Copy every line of the entries that includes the word "label".
*-*-*
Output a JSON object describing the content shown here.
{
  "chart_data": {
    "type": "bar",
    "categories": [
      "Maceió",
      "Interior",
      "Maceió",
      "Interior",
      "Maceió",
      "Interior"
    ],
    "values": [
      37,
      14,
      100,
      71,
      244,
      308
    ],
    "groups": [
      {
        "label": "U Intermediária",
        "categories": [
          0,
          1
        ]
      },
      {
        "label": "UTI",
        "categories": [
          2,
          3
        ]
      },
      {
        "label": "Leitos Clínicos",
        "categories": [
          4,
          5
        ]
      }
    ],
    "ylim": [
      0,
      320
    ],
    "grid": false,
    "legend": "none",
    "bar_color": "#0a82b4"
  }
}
*-*-*
ANSWER IN FULL:
        "label": "U Intermediária",
        "label": "UTI",
        "label": "Leitos Clínicos",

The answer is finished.